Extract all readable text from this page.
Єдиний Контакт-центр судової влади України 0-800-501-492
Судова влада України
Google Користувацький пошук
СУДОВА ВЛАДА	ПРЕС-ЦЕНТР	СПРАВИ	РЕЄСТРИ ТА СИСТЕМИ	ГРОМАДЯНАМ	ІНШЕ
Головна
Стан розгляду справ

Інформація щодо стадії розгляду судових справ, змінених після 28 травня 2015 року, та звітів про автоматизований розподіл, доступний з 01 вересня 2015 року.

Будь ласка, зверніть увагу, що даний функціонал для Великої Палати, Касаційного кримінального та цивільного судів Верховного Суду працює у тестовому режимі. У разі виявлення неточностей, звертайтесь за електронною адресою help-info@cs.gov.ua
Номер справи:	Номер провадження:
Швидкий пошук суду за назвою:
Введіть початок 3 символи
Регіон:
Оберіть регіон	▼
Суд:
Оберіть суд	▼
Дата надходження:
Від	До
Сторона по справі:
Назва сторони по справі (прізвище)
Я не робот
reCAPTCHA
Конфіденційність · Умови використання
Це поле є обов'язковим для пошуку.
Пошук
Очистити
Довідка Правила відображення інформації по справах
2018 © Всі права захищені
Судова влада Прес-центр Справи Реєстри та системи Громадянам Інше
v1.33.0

* * *

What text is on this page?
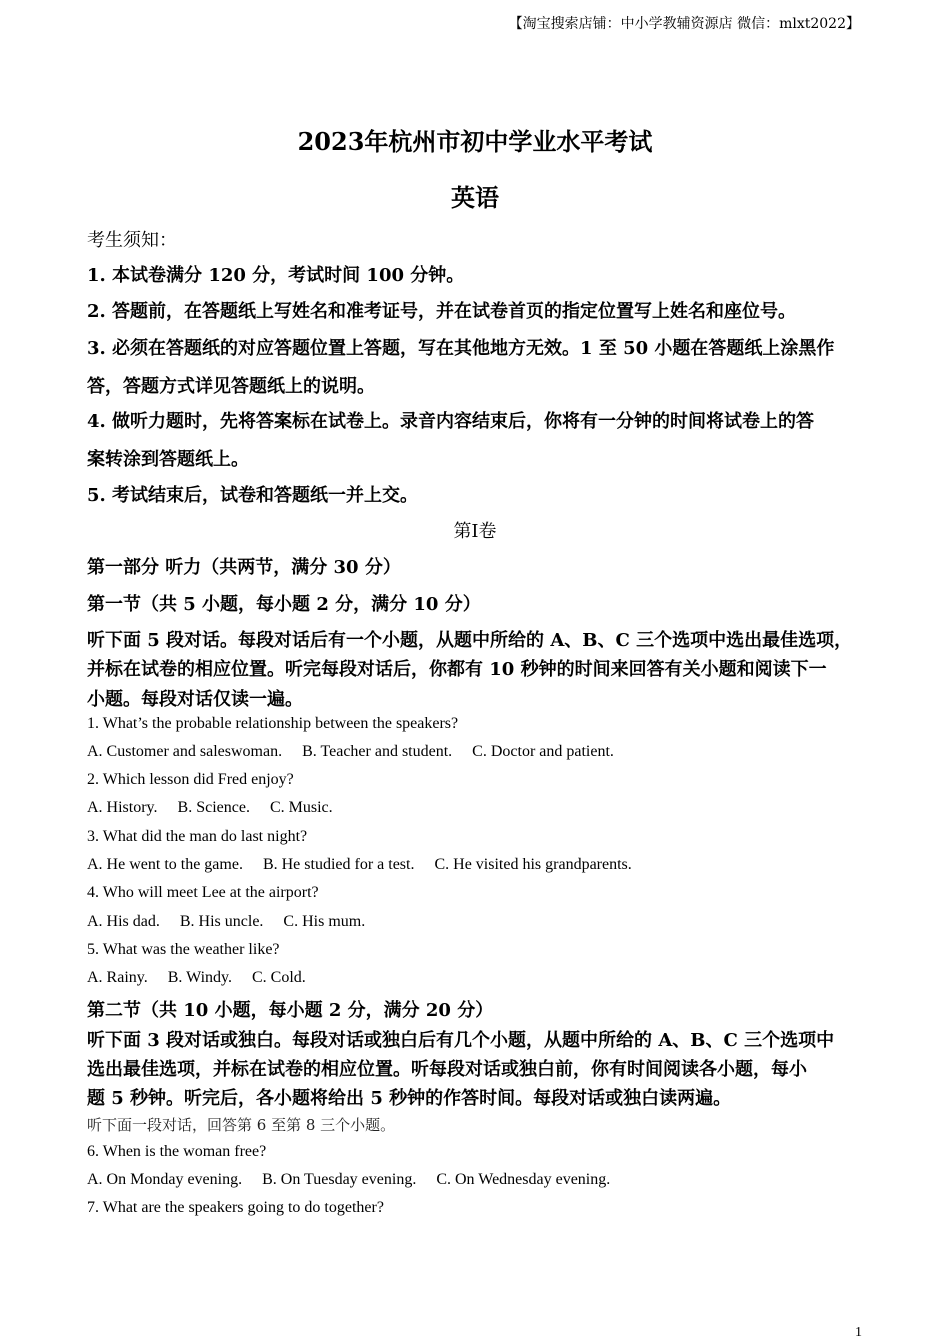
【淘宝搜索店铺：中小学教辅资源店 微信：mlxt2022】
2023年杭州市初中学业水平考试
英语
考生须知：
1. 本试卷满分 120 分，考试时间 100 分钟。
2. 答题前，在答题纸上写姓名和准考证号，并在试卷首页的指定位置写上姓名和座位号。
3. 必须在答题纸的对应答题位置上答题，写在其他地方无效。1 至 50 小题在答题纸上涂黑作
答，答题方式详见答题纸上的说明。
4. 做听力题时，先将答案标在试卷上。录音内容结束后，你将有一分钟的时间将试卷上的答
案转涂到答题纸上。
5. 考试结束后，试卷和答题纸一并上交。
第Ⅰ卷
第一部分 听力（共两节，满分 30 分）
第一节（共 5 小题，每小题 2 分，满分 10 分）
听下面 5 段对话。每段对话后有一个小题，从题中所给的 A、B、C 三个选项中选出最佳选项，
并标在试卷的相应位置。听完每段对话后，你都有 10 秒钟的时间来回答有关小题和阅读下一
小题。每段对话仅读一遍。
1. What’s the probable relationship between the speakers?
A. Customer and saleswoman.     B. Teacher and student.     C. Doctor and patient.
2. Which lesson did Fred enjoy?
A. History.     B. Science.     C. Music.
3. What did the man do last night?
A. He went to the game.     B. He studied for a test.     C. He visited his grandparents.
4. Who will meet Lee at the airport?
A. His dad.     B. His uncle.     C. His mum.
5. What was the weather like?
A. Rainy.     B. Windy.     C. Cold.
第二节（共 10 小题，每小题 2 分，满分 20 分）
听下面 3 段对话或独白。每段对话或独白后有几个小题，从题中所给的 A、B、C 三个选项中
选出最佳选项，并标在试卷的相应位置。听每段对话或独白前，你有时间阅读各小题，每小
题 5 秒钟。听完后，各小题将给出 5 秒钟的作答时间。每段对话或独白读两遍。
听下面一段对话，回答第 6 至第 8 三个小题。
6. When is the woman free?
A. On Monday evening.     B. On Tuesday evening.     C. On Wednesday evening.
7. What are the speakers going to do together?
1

...

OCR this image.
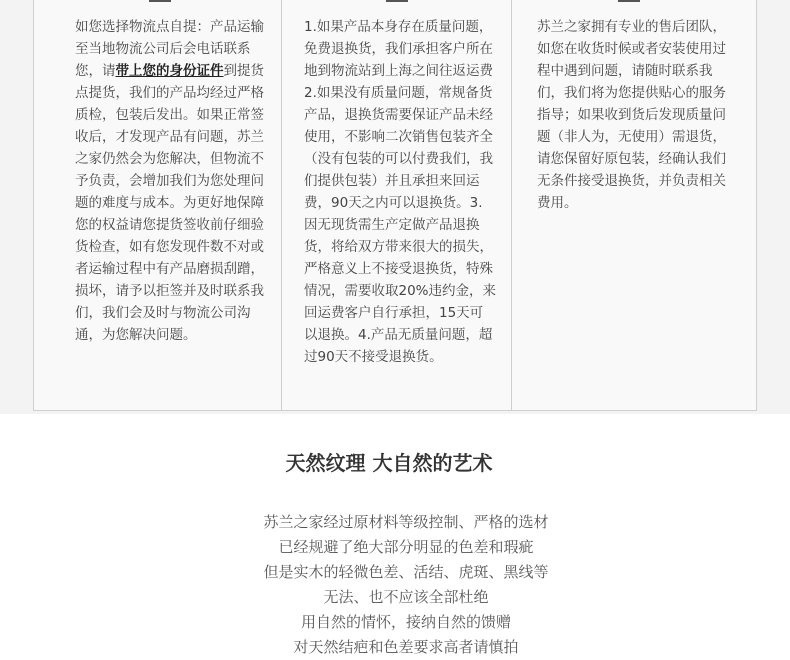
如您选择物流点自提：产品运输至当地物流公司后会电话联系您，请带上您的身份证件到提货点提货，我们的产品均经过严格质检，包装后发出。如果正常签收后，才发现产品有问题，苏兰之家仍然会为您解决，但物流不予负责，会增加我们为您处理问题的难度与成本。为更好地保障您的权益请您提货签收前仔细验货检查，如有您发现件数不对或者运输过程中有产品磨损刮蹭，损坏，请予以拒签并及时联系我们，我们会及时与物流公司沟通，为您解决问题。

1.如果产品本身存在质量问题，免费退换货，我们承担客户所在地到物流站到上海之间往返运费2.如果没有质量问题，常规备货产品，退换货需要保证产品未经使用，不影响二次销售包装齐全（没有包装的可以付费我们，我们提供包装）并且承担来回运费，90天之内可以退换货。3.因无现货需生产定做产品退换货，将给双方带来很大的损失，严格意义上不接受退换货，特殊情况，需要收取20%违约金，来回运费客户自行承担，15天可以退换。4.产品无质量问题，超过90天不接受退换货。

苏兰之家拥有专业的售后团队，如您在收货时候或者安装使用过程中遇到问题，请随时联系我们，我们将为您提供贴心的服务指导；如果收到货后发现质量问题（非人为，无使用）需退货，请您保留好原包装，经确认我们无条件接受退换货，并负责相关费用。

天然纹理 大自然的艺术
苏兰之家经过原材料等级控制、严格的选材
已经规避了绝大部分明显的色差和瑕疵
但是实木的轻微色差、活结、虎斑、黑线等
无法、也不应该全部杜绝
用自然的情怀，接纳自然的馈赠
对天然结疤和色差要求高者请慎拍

▸ DIRECTIVE:
Which lines include the word "України"? List them all.

▸ RESULT FOR THIS EXERCISE:
Єдиний Контакт-центр судової влади України 0-800-501-492
Судова влада України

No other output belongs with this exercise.